*Exercise aim*: Lines holding the string "Tháng" are the ones to copy from this listing.

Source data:
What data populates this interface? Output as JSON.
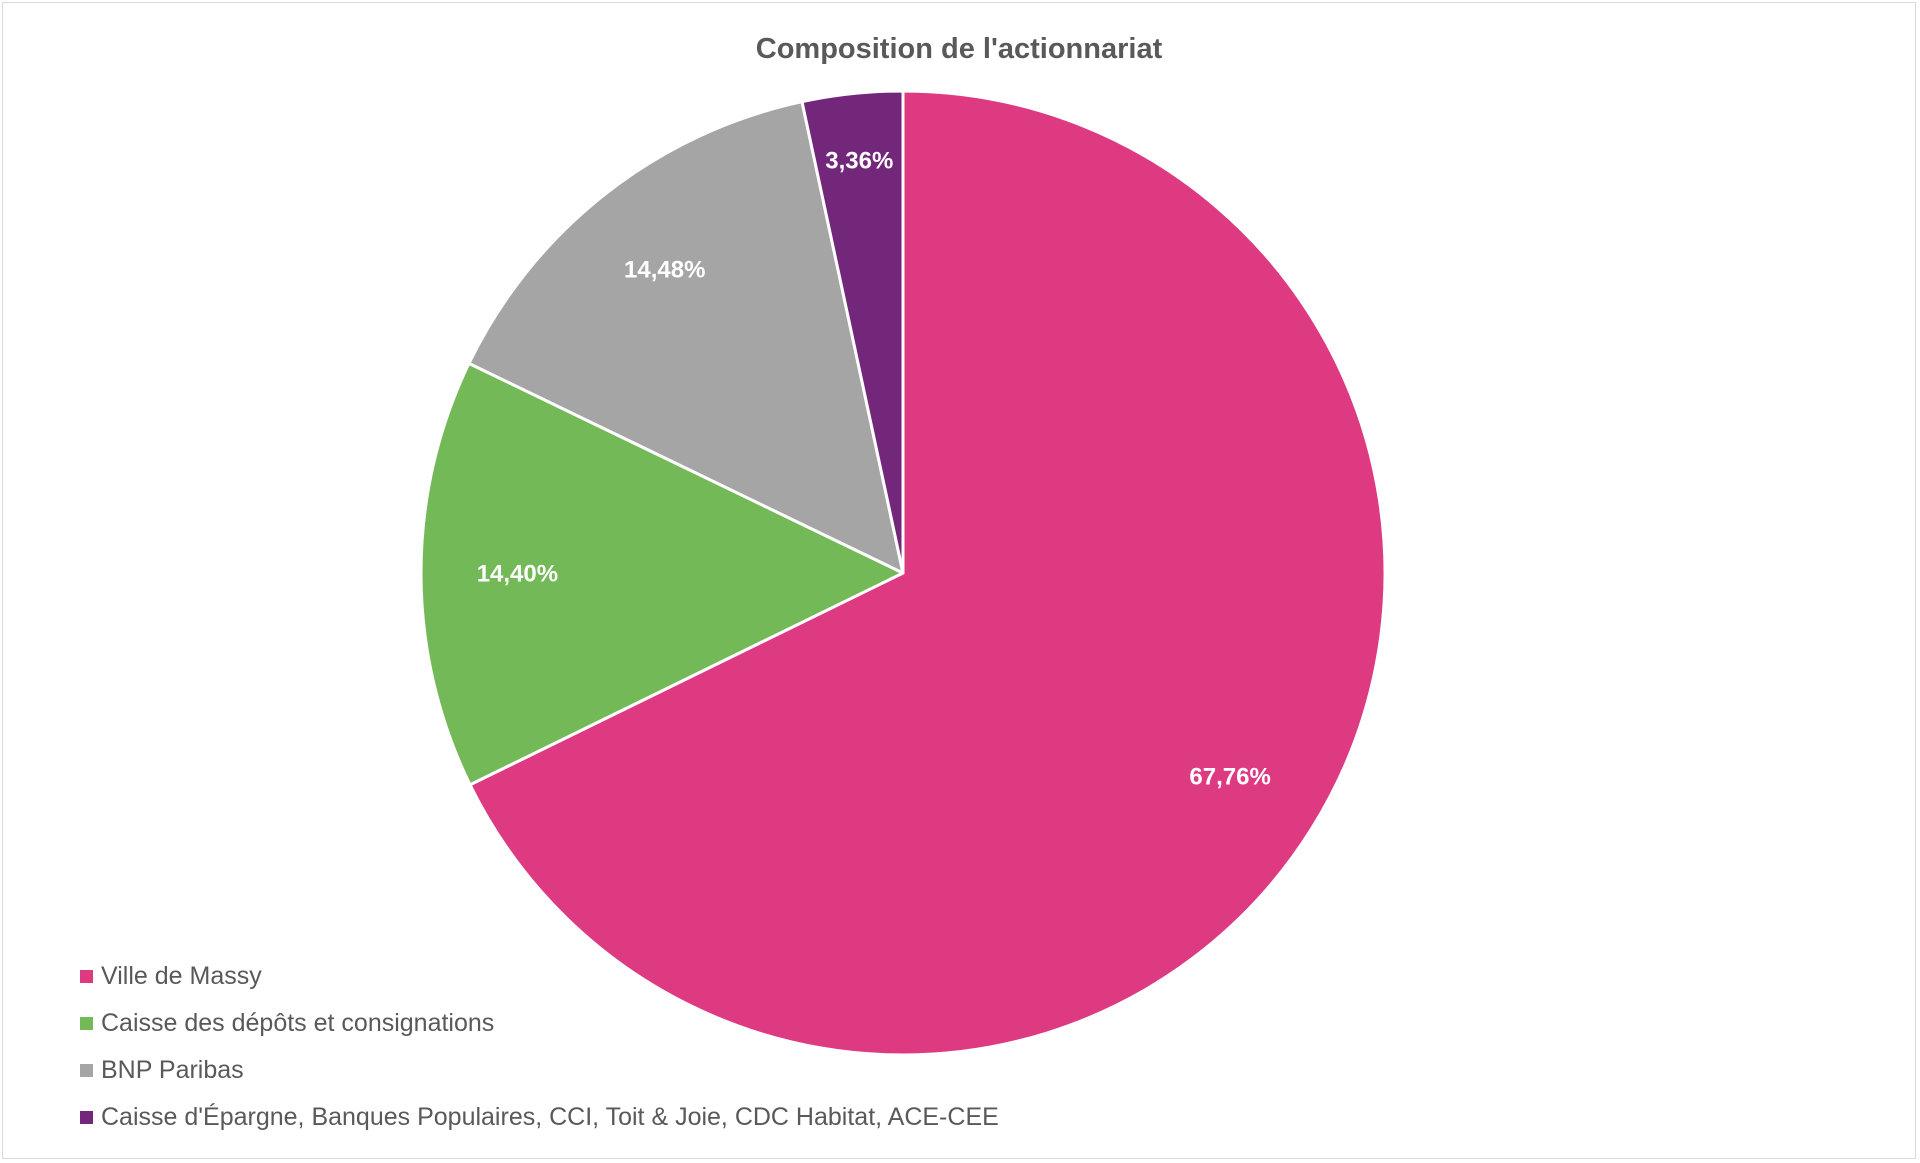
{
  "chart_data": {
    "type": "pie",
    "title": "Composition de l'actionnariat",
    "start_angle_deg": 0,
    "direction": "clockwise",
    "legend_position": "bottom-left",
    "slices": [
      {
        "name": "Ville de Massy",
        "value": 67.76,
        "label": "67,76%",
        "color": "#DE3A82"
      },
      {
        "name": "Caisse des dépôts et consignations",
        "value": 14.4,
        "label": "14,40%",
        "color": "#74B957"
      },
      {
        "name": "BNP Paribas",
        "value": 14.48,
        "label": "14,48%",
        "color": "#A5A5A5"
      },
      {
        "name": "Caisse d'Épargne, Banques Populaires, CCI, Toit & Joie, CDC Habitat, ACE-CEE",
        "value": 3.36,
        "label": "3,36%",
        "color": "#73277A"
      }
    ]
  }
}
---
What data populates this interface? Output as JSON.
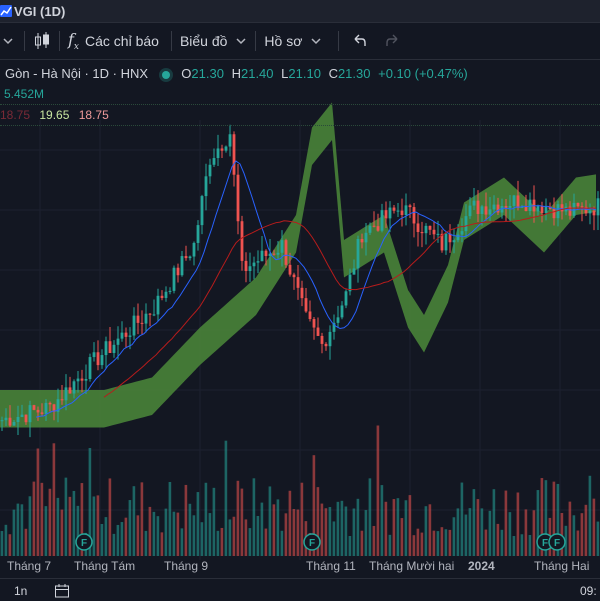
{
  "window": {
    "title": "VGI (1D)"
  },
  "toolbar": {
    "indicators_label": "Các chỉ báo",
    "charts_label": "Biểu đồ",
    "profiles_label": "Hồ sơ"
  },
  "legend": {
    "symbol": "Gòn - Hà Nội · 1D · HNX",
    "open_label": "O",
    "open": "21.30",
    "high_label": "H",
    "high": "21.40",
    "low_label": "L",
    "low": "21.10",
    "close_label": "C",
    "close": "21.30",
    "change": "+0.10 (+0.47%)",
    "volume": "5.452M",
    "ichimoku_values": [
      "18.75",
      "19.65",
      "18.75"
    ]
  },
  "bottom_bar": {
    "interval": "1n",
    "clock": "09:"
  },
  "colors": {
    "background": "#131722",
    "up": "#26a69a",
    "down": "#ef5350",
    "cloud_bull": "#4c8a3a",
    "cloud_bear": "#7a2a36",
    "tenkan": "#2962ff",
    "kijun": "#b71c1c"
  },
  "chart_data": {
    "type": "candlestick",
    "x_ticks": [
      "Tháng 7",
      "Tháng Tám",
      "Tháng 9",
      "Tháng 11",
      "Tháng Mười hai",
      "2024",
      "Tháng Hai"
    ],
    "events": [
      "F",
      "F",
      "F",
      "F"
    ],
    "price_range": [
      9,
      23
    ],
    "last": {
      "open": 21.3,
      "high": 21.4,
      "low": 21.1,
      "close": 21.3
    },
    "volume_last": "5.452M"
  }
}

*Solution to the exercise*:
      "Tháng 7",
      "Tháng Tám",
      "Tháng 9",
      "Tháng 11",
      "Tháng Mười hai",
      "Tháng Hai"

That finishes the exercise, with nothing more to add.